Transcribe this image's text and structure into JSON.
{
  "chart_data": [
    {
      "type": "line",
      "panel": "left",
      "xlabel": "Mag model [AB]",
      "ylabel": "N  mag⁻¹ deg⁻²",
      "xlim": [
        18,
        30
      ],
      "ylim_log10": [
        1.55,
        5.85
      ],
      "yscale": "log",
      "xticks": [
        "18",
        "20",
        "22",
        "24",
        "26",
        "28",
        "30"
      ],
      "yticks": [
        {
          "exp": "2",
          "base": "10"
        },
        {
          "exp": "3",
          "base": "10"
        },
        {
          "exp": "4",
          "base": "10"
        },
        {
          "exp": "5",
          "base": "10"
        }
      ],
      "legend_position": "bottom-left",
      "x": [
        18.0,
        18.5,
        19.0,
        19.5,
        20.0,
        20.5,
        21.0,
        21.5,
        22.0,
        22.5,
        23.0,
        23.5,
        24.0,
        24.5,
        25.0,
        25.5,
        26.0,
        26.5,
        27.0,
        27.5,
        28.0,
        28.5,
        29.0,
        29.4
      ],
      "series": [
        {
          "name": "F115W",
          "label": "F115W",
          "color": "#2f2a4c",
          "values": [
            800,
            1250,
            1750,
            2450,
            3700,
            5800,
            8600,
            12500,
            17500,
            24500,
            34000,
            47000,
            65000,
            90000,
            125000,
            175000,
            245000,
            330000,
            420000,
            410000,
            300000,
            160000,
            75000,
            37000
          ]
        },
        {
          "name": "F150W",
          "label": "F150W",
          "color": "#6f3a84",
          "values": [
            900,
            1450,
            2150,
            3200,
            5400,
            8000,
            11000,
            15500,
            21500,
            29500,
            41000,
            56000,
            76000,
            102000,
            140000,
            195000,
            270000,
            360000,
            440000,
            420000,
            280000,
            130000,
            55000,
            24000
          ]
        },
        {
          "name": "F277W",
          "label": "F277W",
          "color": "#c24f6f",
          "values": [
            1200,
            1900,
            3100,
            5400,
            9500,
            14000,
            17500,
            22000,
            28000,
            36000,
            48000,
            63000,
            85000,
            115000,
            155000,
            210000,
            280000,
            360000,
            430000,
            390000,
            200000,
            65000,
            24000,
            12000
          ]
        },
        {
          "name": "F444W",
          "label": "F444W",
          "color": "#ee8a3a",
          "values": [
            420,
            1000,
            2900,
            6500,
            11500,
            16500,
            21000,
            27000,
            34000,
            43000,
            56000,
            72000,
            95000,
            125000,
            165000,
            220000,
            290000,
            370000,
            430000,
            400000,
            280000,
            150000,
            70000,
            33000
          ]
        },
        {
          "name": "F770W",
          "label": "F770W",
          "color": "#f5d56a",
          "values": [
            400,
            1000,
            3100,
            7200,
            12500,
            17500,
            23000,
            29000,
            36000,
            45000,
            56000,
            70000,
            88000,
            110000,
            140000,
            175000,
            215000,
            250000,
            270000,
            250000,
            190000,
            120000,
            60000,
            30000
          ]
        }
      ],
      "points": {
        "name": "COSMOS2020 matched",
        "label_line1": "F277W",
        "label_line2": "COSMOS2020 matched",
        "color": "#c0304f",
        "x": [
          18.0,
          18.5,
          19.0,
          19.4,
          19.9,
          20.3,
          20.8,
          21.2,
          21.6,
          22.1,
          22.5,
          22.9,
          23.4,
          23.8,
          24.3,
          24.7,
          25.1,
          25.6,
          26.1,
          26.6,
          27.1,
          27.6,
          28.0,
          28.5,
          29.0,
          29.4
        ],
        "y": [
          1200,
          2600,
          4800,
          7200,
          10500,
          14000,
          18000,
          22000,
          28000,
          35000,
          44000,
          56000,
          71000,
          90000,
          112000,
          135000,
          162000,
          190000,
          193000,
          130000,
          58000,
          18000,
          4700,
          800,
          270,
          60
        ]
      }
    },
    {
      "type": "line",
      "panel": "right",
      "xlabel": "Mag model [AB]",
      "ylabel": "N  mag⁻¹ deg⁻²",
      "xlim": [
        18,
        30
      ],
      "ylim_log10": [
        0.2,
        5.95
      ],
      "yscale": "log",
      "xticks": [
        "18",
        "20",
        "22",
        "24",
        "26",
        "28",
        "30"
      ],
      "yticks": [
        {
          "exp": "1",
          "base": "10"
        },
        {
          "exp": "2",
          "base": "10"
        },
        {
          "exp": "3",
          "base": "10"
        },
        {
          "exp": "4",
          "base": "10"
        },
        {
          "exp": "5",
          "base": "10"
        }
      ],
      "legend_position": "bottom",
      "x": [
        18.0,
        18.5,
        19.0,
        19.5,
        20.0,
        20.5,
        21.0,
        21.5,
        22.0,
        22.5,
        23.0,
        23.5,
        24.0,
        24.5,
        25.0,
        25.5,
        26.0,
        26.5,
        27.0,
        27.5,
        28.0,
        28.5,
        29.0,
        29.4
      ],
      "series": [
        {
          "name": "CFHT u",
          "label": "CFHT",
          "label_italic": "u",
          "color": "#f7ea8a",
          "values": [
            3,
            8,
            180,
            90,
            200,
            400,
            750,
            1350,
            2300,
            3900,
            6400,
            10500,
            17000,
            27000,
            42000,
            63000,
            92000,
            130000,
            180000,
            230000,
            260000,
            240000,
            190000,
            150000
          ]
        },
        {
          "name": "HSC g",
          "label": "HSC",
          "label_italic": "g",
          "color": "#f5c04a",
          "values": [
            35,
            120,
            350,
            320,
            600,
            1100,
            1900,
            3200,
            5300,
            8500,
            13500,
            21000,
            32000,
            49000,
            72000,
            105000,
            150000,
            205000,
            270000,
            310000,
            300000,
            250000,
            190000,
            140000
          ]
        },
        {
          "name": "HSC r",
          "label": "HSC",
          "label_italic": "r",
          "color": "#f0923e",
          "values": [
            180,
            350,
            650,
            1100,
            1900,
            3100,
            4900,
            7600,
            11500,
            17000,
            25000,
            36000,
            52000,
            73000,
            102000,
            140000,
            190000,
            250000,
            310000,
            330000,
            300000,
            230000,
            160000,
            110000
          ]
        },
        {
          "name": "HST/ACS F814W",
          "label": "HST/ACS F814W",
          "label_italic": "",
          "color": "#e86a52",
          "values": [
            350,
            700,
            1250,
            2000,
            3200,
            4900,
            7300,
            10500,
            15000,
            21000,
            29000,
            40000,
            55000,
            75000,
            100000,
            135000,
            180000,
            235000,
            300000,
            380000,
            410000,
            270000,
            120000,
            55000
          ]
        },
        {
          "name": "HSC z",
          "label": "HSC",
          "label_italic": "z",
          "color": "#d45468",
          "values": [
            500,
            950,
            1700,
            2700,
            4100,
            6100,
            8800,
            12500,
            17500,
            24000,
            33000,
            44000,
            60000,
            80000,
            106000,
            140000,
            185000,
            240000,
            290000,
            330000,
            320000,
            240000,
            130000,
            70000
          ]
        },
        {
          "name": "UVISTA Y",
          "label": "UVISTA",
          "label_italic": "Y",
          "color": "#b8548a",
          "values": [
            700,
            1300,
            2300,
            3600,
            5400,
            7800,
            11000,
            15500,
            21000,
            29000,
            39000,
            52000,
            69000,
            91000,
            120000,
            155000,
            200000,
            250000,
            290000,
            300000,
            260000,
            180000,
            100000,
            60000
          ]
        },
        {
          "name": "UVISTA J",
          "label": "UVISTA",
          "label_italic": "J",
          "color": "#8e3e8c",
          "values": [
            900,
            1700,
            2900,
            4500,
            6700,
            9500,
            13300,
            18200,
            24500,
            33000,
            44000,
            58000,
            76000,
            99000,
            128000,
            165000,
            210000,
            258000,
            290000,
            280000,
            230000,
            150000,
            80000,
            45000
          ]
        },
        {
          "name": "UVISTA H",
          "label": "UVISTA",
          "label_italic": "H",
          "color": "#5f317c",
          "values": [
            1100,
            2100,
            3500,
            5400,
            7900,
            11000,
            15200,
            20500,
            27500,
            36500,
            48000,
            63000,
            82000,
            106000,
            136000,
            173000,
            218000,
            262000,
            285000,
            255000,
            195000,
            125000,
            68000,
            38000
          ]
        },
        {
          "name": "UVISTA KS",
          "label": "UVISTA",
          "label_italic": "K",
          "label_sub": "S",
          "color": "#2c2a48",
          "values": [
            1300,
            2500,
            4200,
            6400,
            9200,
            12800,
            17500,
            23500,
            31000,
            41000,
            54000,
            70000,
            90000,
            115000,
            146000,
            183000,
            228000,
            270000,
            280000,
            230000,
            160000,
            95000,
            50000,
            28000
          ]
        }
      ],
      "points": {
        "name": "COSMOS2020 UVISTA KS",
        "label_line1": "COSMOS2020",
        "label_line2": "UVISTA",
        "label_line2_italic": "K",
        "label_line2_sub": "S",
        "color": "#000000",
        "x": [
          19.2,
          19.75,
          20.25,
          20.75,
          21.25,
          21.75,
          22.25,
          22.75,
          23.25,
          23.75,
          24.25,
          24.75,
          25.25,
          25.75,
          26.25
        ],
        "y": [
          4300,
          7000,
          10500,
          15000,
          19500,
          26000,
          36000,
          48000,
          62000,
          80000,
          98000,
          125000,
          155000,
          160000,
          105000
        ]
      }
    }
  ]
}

• **Objective**: Copy every line of the listing that contains the word "matched".

• **Output of the exercise**:
        "name": "COSMOS2020 matched",
        "label_line2": "COSMOS2020 matched",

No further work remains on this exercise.